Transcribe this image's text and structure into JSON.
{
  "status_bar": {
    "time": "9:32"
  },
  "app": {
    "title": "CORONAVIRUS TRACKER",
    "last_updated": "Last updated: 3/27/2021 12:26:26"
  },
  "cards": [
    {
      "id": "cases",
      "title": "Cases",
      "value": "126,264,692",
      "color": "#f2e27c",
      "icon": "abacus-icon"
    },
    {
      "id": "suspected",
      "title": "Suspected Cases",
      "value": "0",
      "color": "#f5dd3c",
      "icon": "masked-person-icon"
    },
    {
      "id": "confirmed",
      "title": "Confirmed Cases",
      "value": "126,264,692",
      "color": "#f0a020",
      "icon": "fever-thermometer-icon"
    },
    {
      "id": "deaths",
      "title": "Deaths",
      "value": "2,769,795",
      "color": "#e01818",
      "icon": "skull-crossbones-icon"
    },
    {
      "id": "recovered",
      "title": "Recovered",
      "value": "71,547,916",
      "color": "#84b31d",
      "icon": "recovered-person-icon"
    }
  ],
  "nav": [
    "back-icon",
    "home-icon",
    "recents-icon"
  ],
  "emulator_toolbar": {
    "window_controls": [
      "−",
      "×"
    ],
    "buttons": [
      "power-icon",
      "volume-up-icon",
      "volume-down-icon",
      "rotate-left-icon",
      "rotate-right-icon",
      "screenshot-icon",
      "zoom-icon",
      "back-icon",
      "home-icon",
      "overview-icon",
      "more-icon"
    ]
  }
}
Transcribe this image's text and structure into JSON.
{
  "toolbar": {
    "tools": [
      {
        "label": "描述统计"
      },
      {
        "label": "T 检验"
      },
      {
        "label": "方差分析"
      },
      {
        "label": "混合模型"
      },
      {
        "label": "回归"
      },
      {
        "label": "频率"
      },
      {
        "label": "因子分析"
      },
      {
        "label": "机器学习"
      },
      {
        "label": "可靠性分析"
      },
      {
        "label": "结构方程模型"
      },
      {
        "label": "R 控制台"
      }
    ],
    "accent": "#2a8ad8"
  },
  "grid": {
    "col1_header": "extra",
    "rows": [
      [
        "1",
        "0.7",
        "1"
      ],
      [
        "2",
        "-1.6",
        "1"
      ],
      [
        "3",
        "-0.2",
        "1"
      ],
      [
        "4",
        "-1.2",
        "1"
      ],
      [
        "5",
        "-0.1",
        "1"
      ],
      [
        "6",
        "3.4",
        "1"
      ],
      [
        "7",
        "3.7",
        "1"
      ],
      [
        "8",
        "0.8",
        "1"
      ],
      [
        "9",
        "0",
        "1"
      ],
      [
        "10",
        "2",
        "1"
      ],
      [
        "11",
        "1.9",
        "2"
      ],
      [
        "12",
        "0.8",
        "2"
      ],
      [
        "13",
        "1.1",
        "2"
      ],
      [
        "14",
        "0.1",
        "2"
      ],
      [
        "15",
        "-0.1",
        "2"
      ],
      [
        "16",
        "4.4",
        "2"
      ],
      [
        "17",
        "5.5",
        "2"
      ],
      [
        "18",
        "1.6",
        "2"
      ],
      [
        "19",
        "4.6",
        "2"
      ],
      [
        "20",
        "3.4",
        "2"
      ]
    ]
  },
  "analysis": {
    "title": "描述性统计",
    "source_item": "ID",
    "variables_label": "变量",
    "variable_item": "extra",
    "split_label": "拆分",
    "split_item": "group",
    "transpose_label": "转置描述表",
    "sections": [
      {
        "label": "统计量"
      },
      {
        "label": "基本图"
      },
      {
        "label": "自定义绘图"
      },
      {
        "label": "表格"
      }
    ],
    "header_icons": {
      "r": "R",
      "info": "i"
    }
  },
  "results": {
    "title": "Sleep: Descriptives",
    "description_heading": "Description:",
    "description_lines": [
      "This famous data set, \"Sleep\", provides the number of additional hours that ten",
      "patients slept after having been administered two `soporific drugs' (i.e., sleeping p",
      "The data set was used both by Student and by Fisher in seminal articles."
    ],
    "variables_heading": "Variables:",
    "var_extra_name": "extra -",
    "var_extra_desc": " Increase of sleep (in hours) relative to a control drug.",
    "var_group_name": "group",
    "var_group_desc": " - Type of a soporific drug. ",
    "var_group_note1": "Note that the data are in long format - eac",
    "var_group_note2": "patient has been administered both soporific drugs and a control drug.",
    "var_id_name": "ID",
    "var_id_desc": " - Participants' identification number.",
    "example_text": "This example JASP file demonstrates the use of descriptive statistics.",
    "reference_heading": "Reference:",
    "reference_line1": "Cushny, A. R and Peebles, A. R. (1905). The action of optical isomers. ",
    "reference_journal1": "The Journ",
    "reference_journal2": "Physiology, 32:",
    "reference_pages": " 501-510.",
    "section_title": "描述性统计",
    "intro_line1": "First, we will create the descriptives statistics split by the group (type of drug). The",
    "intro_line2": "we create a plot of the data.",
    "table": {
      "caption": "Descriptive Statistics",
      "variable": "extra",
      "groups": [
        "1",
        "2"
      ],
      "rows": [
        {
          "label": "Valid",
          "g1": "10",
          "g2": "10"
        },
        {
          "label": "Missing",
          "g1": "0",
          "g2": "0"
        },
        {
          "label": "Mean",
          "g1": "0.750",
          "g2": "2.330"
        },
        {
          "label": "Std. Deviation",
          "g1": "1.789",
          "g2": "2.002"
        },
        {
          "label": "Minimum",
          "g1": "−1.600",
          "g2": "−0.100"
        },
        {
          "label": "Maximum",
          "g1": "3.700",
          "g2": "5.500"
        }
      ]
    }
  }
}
-.-.-
## [Your objective]
Which lines of the records above hold the word "soporific"? Copy each one out.

## [Exercise result]
      "patients slept after having been administered two `soporific drugs' (i.e., sleeping p",
    "var_group_desc": " - Type of a soporific drug. ",
    "var_group_note2": "patient has been administered both soporific drugs and a control drug.",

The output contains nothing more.